━━━ RECORDS TO PROCESS

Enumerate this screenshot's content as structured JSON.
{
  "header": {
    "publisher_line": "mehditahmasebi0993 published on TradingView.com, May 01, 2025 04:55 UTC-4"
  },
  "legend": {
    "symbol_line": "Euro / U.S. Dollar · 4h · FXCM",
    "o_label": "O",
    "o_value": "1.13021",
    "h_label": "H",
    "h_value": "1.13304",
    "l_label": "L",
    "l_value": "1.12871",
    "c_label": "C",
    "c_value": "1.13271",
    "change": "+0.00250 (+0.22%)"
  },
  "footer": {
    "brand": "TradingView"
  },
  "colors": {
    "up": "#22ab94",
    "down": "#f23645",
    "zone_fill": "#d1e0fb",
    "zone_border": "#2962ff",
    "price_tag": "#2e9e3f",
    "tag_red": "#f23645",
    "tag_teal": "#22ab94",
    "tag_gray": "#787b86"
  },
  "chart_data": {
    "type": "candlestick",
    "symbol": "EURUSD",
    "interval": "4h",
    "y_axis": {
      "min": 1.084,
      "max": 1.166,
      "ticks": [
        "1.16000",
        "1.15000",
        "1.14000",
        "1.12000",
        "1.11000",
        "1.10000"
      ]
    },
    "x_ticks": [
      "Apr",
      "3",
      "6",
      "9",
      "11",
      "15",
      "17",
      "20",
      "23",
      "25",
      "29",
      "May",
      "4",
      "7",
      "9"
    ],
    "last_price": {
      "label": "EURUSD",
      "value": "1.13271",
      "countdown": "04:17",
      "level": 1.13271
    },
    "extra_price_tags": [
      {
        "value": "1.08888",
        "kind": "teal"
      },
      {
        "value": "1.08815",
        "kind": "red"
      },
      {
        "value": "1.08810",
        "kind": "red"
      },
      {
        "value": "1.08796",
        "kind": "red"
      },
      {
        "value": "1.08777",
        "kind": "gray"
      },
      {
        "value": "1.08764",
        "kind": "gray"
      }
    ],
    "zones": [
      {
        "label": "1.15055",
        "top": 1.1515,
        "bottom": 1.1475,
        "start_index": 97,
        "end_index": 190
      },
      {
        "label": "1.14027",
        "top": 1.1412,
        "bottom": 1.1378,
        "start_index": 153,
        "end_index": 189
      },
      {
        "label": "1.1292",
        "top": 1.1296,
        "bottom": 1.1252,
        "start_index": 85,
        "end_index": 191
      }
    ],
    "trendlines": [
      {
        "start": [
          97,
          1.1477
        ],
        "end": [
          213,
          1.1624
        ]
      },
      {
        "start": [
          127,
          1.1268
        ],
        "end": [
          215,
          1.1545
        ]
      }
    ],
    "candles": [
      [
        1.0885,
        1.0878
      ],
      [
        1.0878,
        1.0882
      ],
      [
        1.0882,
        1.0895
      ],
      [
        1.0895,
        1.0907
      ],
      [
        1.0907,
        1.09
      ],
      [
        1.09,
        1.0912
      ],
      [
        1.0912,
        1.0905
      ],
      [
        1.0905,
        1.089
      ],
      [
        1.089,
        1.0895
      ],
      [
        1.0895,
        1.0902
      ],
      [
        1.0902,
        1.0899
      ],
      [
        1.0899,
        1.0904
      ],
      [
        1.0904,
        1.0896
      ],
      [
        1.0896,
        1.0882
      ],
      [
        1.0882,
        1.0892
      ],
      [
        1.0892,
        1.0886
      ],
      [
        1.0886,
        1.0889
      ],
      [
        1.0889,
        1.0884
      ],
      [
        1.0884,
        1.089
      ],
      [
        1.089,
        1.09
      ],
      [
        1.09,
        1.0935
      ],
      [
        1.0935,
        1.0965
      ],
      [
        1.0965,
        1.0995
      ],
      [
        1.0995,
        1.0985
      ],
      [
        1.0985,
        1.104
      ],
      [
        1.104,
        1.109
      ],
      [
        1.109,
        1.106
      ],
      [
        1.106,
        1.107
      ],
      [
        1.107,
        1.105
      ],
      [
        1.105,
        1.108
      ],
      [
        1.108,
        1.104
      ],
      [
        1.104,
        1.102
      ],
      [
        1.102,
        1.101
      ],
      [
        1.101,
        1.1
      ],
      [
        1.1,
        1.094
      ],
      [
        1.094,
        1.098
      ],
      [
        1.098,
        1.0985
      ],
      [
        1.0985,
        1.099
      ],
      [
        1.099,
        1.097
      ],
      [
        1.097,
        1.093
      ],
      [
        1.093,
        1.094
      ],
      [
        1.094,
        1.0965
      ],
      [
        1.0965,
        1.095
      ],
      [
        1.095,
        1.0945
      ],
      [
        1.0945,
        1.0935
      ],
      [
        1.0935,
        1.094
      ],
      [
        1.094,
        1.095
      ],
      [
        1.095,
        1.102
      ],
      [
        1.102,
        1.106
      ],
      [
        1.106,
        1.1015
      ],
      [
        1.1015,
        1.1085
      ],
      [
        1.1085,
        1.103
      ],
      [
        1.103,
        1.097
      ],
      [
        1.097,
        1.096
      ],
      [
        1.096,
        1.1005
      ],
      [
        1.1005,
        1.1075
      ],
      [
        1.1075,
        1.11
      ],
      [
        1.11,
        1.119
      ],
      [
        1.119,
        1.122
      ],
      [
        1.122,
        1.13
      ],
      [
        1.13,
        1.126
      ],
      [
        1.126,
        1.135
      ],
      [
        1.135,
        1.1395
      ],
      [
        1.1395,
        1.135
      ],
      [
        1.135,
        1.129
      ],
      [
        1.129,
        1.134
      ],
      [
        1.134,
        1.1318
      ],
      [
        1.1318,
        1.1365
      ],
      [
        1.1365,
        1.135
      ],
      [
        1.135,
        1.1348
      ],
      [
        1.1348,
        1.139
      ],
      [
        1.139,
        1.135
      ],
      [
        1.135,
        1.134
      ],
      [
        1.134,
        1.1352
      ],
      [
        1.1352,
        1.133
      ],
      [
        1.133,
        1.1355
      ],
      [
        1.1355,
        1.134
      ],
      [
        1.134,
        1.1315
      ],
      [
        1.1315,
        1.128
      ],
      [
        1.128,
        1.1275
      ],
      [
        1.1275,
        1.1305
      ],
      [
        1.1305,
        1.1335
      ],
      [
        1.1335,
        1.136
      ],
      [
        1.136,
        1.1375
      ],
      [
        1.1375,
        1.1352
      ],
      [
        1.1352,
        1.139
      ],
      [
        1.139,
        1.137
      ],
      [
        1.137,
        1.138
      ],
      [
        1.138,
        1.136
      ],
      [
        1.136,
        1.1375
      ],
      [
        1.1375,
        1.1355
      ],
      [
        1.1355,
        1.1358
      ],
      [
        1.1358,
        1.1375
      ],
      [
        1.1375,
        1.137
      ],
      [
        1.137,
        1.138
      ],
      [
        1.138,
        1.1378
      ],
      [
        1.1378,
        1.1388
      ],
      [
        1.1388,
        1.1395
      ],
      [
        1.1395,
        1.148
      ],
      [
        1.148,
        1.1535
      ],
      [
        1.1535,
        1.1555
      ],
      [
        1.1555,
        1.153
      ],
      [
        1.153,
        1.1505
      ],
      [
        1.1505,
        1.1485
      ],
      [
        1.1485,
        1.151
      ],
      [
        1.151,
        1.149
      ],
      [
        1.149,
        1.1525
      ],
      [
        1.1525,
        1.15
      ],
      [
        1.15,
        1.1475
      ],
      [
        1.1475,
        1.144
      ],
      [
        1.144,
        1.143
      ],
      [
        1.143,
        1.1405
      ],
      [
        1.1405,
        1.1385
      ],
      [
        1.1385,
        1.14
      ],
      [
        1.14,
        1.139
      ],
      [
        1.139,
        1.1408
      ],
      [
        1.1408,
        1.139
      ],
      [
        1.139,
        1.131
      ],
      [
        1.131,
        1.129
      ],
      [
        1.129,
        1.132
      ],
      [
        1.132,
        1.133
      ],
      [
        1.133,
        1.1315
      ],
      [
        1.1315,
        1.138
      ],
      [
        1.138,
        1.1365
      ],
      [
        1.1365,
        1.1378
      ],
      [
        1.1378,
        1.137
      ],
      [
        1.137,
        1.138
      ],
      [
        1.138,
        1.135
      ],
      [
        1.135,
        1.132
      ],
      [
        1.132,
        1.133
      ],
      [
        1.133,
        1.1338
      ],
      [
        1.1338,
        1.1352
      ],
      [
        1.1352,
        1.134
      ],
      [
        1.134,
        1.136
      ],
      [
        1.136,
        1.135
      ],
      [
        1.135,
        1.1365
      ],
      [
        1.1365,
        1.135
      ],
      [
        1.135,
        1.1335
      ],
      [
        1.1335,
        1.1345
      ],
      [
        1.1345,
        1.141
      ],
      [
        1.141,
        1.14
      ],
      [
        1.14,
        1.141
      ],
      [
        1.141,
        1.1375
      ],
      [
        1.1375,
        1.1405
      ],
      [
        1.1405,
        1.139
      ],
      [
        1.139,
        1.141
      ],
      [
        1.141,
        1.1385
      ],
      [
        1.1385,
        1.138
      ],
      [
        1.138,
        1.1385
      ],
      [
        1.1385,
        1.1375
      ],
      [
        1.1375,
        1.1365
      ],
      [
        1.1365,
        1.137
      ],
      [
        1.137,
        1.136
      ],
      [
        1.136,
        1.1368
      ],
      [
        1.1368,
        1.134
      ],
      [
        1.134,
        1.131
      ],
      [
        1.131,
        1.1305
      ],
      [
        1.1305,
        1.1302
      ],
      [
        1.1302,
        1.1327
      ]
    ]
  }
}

━━━━━━

▶ TASK STATEMENT:
How many lines in the records above hold the word "TradingView"? Give only the number.

▶ TASK RESULT:
2